=== Begin Enclosure ===

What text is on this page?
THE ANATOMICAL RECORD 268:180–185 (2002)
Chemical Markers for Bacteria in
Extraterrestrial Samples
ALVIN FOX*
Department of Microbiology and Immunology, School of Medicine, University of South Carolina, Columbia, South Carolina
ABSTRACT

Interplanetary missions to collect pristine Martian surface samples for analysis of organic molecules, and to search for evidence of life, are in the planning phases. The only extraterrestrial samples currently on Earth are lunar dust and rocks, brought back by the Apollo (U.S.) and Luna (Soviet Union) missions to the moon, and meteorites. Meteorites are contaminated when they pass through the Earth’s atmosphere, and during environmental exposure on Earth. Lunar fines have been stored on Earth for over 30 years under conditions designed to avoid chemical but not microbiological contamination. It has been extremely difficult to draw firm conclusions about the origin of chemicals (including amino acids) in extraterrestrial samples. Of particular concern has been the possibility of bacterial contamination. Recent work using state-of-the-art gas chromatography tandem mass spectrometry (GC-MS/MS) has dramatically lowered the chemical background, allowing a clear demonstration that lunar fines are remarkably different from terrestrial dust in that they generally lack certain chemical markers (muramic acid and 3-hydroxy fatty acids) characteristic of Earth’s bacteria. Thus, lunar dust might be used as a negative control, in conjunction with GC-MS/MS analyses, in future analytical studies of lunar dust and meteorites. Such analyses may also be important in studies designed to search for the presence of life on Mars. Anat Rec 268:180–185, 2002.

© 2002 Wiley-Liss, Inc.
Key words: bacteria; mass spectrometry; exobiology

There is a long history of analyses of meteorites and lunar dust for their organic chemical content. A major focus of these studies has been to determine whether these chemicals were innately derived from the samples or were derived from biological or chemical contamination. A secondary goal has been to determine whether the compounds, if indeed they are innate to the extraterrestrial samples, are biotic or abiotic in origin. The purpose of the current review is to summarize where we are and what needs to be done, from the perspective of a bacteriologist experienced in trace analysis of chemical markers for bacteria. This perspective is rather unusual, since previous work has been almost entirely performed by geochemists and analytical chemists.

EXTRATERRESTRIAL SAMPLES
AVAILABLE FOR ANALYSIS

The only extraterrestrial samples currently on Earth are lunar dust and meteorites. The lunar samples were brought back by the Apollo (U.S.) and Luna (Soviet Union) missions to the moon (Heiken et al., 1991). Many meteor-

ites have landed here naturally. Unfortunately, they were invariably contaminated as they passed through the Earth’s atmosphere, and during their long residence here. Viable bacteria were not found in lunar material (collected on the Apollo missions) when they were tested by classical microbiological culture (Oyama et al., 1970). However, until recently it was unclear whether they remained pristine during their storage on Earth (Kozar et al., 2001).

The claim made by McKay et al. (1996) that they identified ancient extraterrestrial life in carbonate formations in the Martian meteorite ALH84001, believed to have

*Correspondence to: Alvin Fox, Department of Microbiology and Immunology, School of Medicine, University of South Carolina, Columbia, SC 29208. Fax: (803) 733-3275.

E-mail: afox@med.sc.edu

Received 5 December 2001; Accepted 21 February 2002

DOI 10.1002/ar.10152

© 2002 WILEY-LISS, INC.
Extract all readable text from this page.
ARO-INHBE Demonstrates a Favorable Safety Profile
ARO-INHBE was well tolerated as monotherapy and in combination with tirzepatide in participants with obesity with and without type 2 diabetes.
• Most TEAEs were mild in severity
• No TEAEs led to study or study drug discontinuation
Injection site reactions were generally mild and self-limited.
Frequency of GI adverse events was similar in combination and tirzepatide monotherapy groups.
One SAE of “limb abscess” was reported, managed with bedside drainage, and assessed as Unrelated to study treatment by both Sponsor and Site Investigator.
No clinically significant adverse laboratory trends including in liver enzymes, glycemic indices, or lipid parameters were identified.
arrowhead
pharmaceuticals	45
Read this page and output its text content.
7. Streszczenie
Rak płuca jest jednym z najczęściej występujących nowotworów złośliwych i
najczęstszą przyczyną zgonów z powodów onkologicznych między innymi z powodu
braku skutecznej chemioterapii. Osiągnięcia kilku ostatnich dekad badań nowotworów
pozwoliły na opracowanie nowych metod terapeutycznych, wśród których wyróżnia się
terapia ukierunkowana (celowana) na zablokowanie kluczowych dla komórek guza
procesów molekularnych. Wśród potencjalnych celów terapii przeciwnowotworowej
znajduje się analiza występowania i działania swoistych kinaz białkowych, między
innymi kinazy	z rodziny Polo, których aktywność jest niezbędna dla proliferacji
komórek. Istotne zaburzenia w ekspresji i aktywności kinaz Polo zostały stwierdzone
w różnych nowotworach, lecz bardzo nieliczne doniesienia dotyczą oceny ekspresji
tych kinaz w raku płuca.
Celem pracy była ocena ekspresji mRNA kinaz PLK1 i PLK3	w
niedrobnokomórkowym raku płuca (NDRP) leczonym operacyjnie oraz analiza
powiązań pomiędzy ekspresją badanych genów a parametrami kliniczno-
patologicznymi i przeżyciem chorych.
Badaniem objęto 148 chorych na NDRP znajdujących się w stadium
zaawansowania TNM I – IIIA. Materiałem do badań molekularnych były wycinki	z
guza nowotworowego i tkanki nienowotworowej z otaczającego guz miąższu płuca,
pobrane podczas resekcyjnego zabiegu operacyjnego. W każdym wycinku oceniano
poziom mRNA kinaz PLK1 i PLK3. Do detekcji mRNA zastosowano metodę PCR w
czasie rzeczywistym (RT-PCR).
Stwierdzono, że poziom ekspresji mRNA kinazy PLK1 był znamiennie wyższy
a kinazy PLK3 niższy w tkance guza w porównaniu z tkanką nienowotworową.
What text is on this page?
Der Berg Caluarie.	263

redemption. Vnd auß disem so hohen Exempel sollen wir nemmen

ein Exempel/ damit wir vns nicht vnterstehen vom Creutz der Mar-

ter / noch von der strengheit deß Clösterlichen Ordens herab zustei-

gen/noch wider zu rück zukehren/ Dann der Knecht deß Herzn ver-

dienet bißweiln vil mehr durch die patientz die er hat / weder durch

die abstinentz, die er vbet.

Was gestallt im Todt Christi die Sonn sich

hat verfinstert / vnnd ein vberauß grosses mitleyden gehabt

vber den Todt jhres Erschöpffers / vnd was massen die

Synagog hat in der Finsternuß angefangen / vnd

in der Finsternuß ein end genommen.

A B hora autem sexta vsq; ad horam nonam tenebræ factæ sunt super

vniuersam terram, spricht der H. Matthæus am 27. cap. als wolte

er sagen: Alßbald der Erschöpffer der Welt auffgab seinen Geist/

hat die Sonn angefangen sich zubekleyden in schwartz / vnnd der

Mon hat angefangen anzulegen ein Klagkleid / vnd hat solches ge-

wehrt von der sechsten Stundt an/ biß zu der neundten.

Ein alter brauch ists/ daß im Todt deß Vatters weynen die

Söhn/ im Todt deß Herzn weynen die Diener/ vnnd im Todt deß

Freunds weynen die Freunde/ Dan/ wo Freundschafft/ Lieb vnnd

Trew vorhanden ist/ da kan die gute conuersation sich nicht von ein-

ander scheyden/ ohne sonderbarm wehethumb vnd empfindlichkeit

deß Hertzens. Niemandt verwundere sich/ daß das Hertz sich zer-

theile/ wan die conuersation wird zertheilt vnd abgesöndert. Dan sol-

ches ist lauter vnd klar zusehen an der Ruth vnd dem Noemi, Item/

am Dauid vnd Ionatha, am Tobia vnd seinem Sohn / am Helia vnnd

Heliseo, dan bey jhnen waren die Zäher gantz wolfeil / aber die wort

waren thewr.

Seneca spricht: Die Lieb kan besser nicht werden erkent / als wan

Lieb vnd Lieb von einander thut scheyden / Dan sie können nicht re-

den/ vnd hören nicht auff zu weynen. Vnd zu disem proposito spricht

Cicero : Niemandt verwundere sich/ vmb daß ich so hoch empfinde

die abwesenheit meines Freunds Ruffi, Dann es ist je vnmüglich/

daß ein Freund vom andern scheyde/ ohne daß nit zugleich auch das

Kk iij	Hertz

=== End Enclosure ===

Among the entries, how many lines contain the word "scheyden"? Give the number alone.

| Exercise result |
2